▸ **PROBLEM**: Retype every one of the lines below with no changes, keeping them in their original order.

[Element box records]
▬▬▬▬▬▬▬▬▬▬

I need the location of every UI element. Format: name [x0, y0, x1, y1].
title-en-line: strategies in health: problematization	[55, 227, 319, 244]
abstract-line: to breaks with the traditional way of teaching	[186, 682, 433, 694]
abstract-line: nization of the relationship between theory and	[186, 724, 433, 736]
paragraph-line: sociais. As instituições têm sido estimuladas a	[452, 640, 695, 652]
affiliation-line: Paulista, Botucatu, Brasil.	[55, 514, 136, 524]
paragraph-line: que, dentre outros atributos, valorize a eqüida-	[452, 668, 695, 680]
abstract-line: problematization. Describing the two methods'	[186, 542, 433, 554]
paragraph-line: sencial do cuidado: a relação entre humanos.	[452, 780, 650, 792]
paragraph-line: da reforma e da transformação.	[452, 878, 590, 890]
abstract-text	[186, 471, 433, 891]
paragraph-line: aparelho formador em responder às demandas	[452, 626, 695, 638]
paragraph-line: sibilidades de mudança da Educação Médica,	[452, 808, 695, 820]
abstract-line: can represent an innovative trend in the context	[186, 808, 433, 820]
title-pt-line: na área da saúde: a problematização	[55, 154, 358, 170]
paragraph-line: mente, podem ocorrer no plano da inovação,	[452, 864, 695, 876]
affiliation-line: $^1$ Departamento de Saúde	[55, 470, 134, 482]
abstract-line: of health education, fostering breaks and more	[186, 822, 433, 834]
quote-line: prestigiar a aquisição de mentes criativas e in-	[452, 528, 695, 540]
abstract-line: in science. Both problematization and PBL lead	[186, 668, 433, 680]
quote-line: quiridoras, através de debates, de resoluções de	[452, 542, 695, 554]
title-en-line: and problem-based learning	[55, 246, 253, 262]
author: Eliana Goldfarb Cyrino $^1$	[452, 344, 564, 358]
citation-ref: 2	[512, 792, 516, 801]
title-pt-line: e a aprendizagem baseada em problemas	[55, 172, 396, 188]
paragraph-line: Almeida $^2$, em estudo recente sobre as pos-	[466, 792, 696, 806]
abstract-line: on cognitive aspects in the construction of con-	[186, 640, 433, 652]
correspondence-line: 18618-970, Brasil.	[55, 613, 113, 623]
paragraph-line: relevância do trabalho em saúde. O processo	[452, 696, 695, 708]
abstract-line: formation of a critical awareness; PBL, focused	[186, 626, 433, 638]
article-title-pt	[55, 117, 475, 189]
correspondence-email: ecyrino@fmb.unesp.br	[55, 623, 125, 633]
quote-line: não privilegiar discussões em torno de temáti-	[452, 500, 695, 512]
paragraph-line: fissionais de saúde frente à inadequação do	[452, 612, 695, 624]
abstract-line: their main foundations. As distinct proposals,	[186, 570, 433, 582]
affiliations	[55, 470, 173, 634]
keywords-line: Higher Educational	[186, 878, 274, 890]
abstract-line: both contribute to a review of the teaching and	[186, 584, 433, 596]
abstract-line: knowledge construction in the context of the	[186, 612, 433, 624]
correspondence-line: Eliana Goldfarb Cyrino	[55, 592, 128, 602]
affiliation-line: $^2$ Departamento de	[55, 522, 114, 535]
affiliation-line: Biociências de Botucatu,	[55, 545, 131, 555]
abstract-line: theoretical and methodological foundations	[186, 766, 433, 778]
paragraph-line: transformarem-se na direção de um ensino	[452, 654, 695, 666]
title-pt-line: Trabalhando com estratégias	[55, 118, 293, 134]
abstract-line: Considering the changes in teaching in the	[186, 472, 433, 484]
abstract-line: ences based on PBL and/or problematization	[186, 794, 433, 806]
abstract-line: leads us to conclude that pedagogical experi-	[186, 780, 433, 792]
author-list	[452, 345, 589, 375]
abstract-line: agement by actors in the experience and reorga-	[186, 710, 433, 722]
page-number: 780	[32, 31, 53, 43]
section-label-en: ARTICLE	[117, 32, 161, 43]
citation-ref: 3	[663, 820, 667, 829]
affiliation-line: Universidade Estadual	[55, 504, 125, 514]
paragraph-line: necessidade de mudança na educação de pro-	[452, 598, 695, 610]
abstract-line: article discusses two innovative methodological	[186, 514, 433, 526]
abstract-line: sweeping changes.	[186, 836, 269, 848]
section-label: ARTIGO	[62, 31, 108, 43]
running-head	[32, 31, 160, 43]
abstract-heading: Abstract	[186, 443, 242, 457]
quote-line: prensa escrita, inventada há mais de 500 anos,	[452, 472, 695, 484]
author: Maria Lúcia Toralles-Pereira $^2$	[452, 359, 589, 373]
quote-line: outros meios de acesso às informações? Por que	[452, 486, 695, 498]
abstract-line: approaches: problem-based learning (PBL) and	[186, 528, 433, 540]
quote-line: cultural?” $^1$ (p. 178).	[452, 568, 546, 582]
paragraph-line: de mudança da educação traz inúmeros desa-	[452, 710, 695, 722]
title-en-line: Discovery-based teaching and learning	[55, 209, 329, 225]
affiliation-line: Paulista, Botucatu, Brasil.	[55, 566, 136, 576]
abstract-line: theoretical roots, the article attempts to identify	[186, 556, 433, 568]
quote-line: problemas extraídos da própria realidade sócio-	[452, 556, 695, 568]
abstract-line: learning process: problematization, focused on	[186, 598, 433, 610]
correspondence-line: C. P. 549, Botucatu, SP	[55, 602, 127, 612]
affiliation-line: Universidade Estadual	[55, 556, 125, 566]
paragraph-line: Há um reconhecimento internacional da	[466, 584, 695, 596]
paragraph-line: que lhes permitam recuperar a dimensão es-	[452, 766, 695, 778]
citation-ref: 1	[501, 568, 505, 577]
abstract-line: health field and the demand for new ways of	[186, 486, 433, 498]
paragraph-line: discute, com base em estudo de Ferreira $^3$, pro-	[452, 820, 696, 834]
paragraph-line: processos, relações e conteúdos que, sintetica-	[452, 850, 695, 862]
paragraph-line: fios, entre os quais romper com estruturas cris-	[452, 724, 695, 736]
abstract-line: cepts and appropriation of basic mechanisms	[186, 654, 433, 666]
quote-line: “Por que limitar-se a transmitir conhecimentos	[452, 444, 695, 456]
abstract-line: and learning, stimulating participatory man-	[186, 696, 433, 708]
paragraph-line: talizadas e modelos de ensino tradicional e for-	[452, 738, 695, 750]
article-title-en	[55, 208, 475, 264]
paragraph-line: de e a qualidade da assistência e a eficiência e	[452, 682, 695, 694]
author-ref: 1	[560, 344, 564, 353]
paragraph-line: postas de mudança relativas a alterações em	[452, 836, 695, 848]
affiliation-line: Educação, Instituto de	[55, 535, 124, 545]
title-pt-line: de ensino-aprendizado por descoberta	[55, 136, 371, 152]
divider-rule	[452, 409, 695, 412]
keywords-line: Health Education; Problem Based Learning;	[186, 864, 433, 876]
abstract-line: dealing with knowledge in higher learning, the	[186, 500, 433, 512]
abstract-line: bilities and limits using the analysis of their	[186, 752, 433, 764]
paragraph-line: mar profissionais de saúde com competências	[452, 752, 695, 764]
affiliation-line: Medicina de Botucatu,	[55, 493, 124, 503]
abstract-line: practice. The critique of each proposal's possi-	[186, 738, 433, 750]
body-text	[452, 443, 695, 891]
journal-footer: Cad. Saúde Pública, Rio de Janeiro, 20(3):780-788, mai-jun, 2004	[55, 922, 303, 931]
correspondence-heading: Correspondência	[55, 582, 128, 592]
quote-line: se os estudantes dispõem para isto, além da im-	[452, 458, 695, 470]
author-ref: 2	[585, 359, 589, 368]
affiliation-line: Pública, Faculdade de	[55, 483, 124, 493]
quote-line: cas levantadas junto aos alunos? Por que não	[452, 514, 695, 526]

▬▬▬▬▬▬▬▬▬▬

▸ **RESPONSE FOR THIS EXERCISE**:
I need the location of every UI element. Format: name [x0, y0, x1, y1].
title-en-line: strategies in health: problematization	[55, 227, 319, 244]
abstract-line: to breaks with the traditional way of teaching	[186, 682, 433, 694]
abstract-line: nization of the relationship between theory and	[186, 724, 433, 736]
paragraph-line: sociais. As instituições têm sido estimuladas a	[452, 640, 695, 652]
affiliation-line: Paulista, Botucatu, Brasil.	[55, 514, 136, 524]
paragraph-line: que, dentre outros atributos, valorize a eqüida-	[452, 668, 695, 680]
abstract-line: problematization. Describing the two methods'	[186, 542, 433, 554]
paragraph-line: sencial do cuidado: a relação entre humanos.	[452, 780, 650, 792]
paragraph-line: da reforma e da transformação.	[452, 878, 590, 890]
abstract-text	[186, 471, 433, 891]
paragraph-line: aparelho formador em responder às demandas	[452, 626, 695, 638]
paragraph-line: sibilidades de mudança da Educação Médica,	[452, 808, 695, 820]
abstract-line: can represent an innovative trend in the context	[186, 808, 433, 820]
title-pt-line: na área da saúde: a problematização	[55, 154, 358, 170]
paragraph-line: mente, podem ocorrer no plano da inovação,	[452, 864, 695, 876]
affiliation-line: $^1$ Departamento de Saúde	[55, 470, 134, 482]
abstract-line: of health education, fostering breaks and more	[186, 822, 433, 834]
quote-line: prestigiar a aquisição de mentes criativas e in-	[452, 528, 695, 540]
abstract-line: in science. Both problematization and PBL lead	[186, 668, 433, 680]
quote-line: quiridoras, através de debates, de resoluções de	[452, 542, 695, 554]
title-en-line: and problem-based learning	[55, 246, 253, 262]
author: Eliana Goldfarb Cyrino $^1$	[452, 344, 564, 358]
citation-ref: 2	[512, 792, 516, 801]
title-pt-line: e a aprendizagem baseada em problemas	[55, 172, 396, 188]
paragraph-line: Almeida $^2$, em estudo recente sobre as pos-	[466, 792, 696, 806]
abstract-line: on cognitive aspects in the construction of con-	[186, 640, 433, 652]
correspondence-line: 18618-970, Brasil.	[55, 613, 113, 623]
paragraph-line: relevância do trabalho em saúde. O processo	[452, 696, 695, 708]
abstract-line: formation of a critical awareness; PBL, focused	[186, 626, 433, 638]
article-title-pt	[55, 117, 475, 189]
correspondence-email: ecyrino@fmb.unesp.br	[55, 623, 125, 633]
quote-line: não privilegiar discussões em torno de temáti-	[452, 500, 695, 512]
paragraph-line: fissionais de saúde frente à inadequação do	[452, 612, 695, 624]
abstract-line: their main foundations. As distinct proposals,	[186, 570, 433, 582]
affiliations	[55, 470, 173, 634]
keywords-line: Higher Educational	[186, 878, 274, 890]
abstract-line: both contribute to a review of the teaching and	[186, 584, 433, 596]
abstract-line: knowledge construction in the context of the	[186, 612, 433, 624]
correspondence-line: Eliana Goldfarb Cyrino	[55, 592, 128, 602]
affiliation-line: $^2$ Departamento de	[55, 522, 114, 535]
affiliation-line: Biociências de Botucatu,	[55, 545, 131, 555]
abstract-line: theoretical and methodological foundations	[186, 766, 433, 778]
paragraph-line: transformarem-se na direção de um ensino	[452, 654, 695, 666]
title-pt-line: Trabalhando com estratégias	[55, 118, 293, 134]
abstract-line: Considering the changes in teaching in the	[186, 472, 433, 484]
abstract-line: ences based on PBL and/or problematization	[186, 794, 433, 806]
abstract-line: leads us to conclude that pedagogical experi-	[186, 780, 433, 792]
author-list	[452, 345, 589, 375]
abstract-line: agement by actors in the experience and reorga-	[186, 710, 433, 722]
page-number: 780	[32, 31, 53, 43]
section-label-en: ARTICLE	[117, 32, 161, 43]
citation-ref: 3	[663, 820, 667, 829]
affiliation-line: Universidade Estadual	[55, 504, 125, 514]
paragraph-line: necessidade de mudança na educação de pro-	[452, 598, 695, 610]
abstract-line: article discusses two innovative methodological	[186, 514, 433, 526]
abstract-line: sweeping changes.	[186, 836, 269, 848]
section-label: ARTIGO	[62, 31, 108, 43]
running-head	[32, 31, 160, 43]
abstract-heading: Abstract	[186, 443, 242, 457]
quote-line: prensa escrita, inventada há mais de 500 anos,	[452, 472, 695, 484]
author: Maria Lúcia Toralles-Pereira $^2$	[452, 359, 589, 373]
quote-line: outros meios de acesso às informações? Por que	[452, 486, 695, 498]
abstract-line: approaches: problem-based learning (PBL) and	[186, 528, 433, 540]
quote-line: cultural?” $^1$ (p. 178).	[452, 568, 546, 582]
paragraph-line: de mudança da educação traz inúmeros desa-	[452, 710, 695, 722]
title-en-line: Discovery-based teaching and learning	[55, 209, 329, 225]
affiliation-line: Paulista, Botucatu, Brasil.	[55, 566, 136, 576]
abstract-line: theoretical roots, the article attempts to identify	[186, 556, 433, 568]
quote-line: problemas extraídos da própria realidade sócio-	[452, 556, 695, 568]
abstract-line: learning process: problematization, focused on	[186, 598, 433, 610]
correspondence-line: C. P. 549, Botucatu, SP	[55, 602, 127, 612]
affiliation-line: Universidade Estadual	[55, 556, 125, 566]
paragraph-line: Há um reconhecimento internacional da	[466, 584, 695, 596]
paragraph-line: que lhes permitam recuperar a dimensão es-	[452, 766, 695, 778]
citation-ref: 1	[501, 568, 505, 577]
abstract-line: health field and the demand for new ways of	[186, 486, 433, 498]
paragraph-line: discute, com base em estudo de Ferreira $^3$, pro-	[452, 820, 696, 834]
paragraph-line: processos, relações e conteúdos que, sintetica-	[452, 850, 695, 862]
paragraph-line: fios, entre os quais romper com estruturas cris-	[452, 724, 695, 736]
abstract-line: cepts and appropriation of basic mechanisms	[186, 654, 433, 666]
quote-line: “Por que limitar-se a transmitir conhecimentos	[452, 444, 695, 456]
abstract-line: and learning, stimulating participatory man-	[186, 696, 433, 708]
paragraph-line: talizadas e modelos de ensino tradicional e for-	[452, 738, 695, 750]
article-title-en	[55, 208, 475, 264]
paragraph-line: de e a qualidade da assistência e a eficiência e	[452, 682, 695, 694]
author-ref: 1	[560, 344, 564, 353]
paragraph-line: postas de mudança relativas a alterações em	[452, 836, 695, 848]
affiliation-line: Educação, Instituto de	[55, 535, 124, 545]
title-pt-line: de ensino-aprendizado por descoberta	[55, 136, 371, 152]
divider-rule	[452, 409, 695, 412]
keywords-line: Health Education; Problem Based Learning;	[186, 864, 433, 876]
abstract-line: dealing with knowledge in higher learning, the	[186, 500, 433, 512]
abstract-line: bilities and limits using the analysis of their	[186, 752, 433, 764]
paragraph-line: mar profissionais de saúde com competências	[452, 752, 695, 764]
affiliation-line: Medicina de Botucatu,	[55, 493, 124, 503]
abstract-line: practice. The critique of each proposal's possi-	[186, 738, 433, 750]
body-text	[452, 443, 695, 891]
journal-footer: Cad. Saúde Pública, Rio de Janeiro, 20(3):780-788, mai-jun, 2004	[55, 922, 303, 931]
correspondence-heading: Correspondência	[55, 582, 128, 592]
quote-line: se os estudantes dispõem para isto, além da im-	[452, 458, 695, 470]
author-ref: 2	[585, 359, 589, 368]
affiliation-line: Pública, Faculdade de	[55, 483, 124, 493]
quote-line: cas levantadas junto aos alunos? Por que não	[452, 514, 695, 526]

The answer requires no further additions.